REQUIREMENTS -
Lay out the lines of all the rows below as a numbered list, skipping blank lines and leaving out the pictures.

[start of EXTRACTED RECORDS]

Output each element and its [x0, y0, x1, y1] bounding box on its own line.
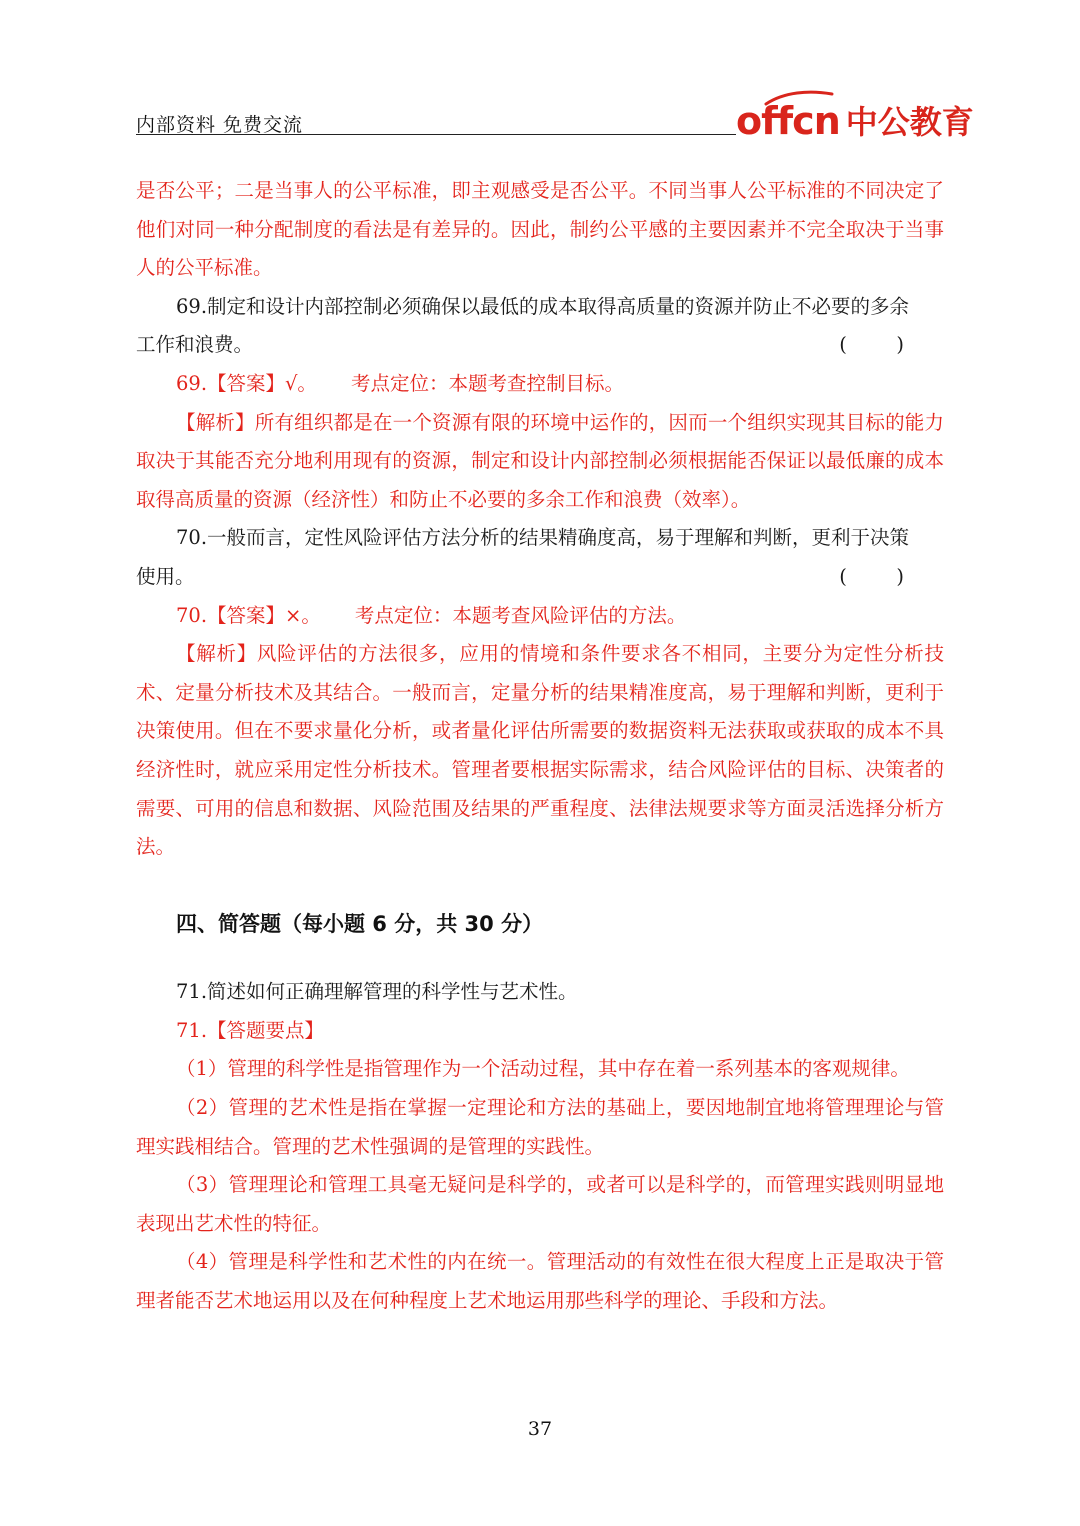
q69-question-line2-row: [136, 326, 944, 365]
q70-question-line2: 使用。: [136, 564, 195, 588]
header-rule: [136, 134, 736, 135]
q69-answer: 69.【答案】√。: [176, 371, 317, 395]
q69-question-line1: 69.制定和设计内部控制必须确保以最低的成本取得高质量的资源并防止不必要的多余: [176, 294, 910, 318]
q71-point-4: （4）管理是科学性和艺术性的内在统一。管理活动的有效性在很大程度上正是取决于管理者能否艺术地运用以及在何种程度上艺术地运用那些科学的理论、手段和方法。: [136, 1250, 944, 1313]
logo-cn: 中公教育: [845, 103, 974, 141]
q69-answer-row: [136, 365, 944, 404]
intro-paragraph: 是否公平；二是当事人的公平标准，即主观感受是否公平。不同当事人公平标准的不同决定了他们对同一种分配制度的看法是有差异的。因此，制约公平感的主要因素并不完全取决于当事人的公平标准。: [136, 179, 944, 280]
q71-point-2: （2）管理的艺术性是指在掌握一定理论和方法的基础上，要因地制宜地将管理理论与管理实践相结合。管理的艺术性强调的是管理的实践性。: [136, 1096, 944, 1158]
header-left-text: 内部资料 免费交流: [136, 114, 304, 136]
q70-answer-row: [136, 597, 944, 636]
logo-swoosh-icon: [764, 90, 834, 106]
q70-question-line1: 70.一般而言，定性风险评估方法分析的结果精确度高，易于理解和判断，更利于决策: [176, 526, 910, 550]
page-number: 37: [527, 1418, 553, 1440]
brand-logo: [736, 92, 974, 143]
q71-point-1: （1）管理的科学性是指管理作为一个活动过程，其中存在着一系列基本的客观规律。: [176, 1057, 910, 1081]
logo-offcn-text: [736, 99, 840, 143]
q69-locate: 考点定位：本题考查控制目标。: [350, 371, 624, 395]
q70-locate: 考点定位：本题考查风险评估的方法。: [354, 603, 687, 627]
section-title: 四、简答题（每小题 6 分，共 30 分）: [176, 911, 544, 936]
q71-question: 71.简述如何正确理解管理的科学性与艺术性。: [176, 980, 578, 1004]
q69-analysis: 【解析】所有组织都是在一个资源有限的环境中运作的，因而一个组织实现其目标的能力取决于其能否充分地利用现有的资源，制定和设计内部控制必须根据能否保证以最低廉的成本取得高质量的资源（经济性）和防止不必要的多余工作和浪费（效率）。: [136, 410, 944, 511]
q70-blank: ( ): [839, 564, 904, 588]
q71-point-3: （3）管理理论和管理工具毫无疑问是科学的，或者可以是科学的，而管理实践则明显地表现出艺术性的特征。: [136, 1173, 944, 1235]
q69-question-line2: 工作和浪费。: [136, 333, 254, 357]
document-body: [136, 172, 944, 1321]
q71-answer-head: 71.【答题要点】: [176, 1018, 325, 1042]
q69-blank: ( ): [839, 333, 904, 357]
q70-analysis: 【解析】风险评估的方法很多，应用的情境和条件要求各不相同，主要分为定性分析技术、定量分析技术及其结合。一般而言，定量分析的结果精准度高，易于理解和判断，更利于决策使用。但在不要求量化分析，或者量化评估所需要的数据资料无法获取或获取的成本不具经济性时，就应采用定性分析技术。管理者要根据实际需求，结合风险评估的目标、决策者的需要、可用的信息和数据、风险范围及结果的严重程度、法律法规要求等方面灵活选择分析方法。: [136, 642, 944, 859]
logo-en: offcn: [736, 99, 840, 143]
q70-answer: 70.【答案】×。: [176, 603, 321, 627]
q70-question-line2-row: [136, 558, 944, 597]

[end of EXTRACTED RECORDS]

SOLVED EXERCISE -
1. Output each element and its [x0, y0, x1, y1] bounding box on its own line.
2. q69-question-line2-row: [136, 326, 944, 365]
3. q70-question-line2: 使用。: [136, 564, 195, 588]
4. header-rule: [136, 134, 736, 135]
5. q69-answer: 69.【答案】√。: [176, 371, 317, 395]
6. q69-question-line1: 69.制定和设计内部控制必须确保以最低的成本取得高质量的资源并防止不必要的多余: [176, 294, 910, 318]
7. q71-point-4: （4）管理是科学性和艺术性的内在统一。管理活动的有效性在很大程度上正是取决于管理者能否艺术地运用以及在何种程度上艺术地运用那些科学的理论、手段和方法。: [136, 1250, 944, 1313]
8. logo-cn: 中公教育: [845, 103, 974, 141]
9. q69-answer-row: [136, 365, 944, 404]
10. intro-paragraph: 是否公平；二是当事人的公平标准，即主观感受是否公平。不同当事人公平标准的不同决定了他们对同一种分配制度的看法是有差异的。因此，制约公平感的主要因素并不完全取决于当事人的公平标准。: [136, 179, 944, 280]
11. q71-point-2: （2）管理的艺术性是指在掌握一定理论和方法的基础上，要因地制宜地将管理理论与管理实践相结合。管理的艺术性强调的是管理的实践性。: [136, 1096, 944, 1158]
12. header-left-text: 内部资料 免费交流: [136, 114, 304, 136]
13. q70-answer-row: [136, 597, 944, 636]
14. logo-swoosh-icon: [764, 90, 834, 106]
15. q70-question-line1: 70.一般而言，定性风险评估方法分析的结果精确度高，易于理解和判断，更利于决策: [176, 526, 910, 550]
16. page-number: 37: [527, 1418, 553, 1440]
17. brand-logo: [736, 92, 974, 143]
18. q71-point-1: （1）管理的科学性是指管理作为一个活动过程，其中存在着一系列基本的客观规律。: [176, 1057, 910, 1081]
19. logo-offcn-text: [736, 99, 840, 143]
20. q69-locate: 考点定位：本题考查控制目标。: [350, 371, 624, 395]
21. q70-locate: 考点定位：本题考查风险评估的方法。: [354, 603, 687, 627]
22. section-title: 四、简答题（每小题 6 分，共 30 分）: [176, 911, 544, 936]
23. q71-question: 71.简述如何正确理解管理的科学性与艺术性。: [176, 980, 578, 1004]
24. q69-analysis: 【解析】所有组织都是在一个资源有限的环境中运作的，因而一个组织实现其目标的能力取决于其能否充分地利用现有的资源，制定和设计内部控制必须根据能否保证以最低廉的成本取得高质量的资源（经济性）和防止不必要的多余工作和浪费（效率）。: [136, 410, 944, 511]
25. q70-blank: ( ): [839, 564, 904, 588]
26. q71-point-3: （3）管理理论和管理工具毫无疑问是科学的，或者可以是科学的，而管理实践则明显地表现出艺术性的特征。: [136, 1173, 944, 1235]
27. q69-question-line2: 工作和浪费。: [136, 333, 254, 357]
28. document-body: [136, 172, 944, 1321]
29. q71-answer-head: 71.【答题要点】: [176, 1018, 325, 1042]
30. q69-blank: ( ): [839, 333, 904, 357]
31. q70-analysis: 【解析】风险评估的方法很多，应用的情境和条件要求各不相同，主要分为定性分析技术、定量分析技术及其结合。一般而言，定量分析的结果精准度高，易于理解和判断，更利于决策使用。但在不要求量化分析，或者量化评估所需要的数据资料无法获取或获取的成本不具经济性时，就应采用定性分析技术。管理者要根据实际需求，结合风险评估的目标、决策者的需要、可用的信息和数据、风险范围及结果的严重程度、法律法规要求等方面灵活选择分析方法。: [136, 642, 944, 859]
32. logo-en: offcn: [736, 99, 840, 143]
33. q70-answer: 70.【答案】×。: [176, 603, 321, 627]
34. q70-question-line2-row: [136, 558, 944, 597]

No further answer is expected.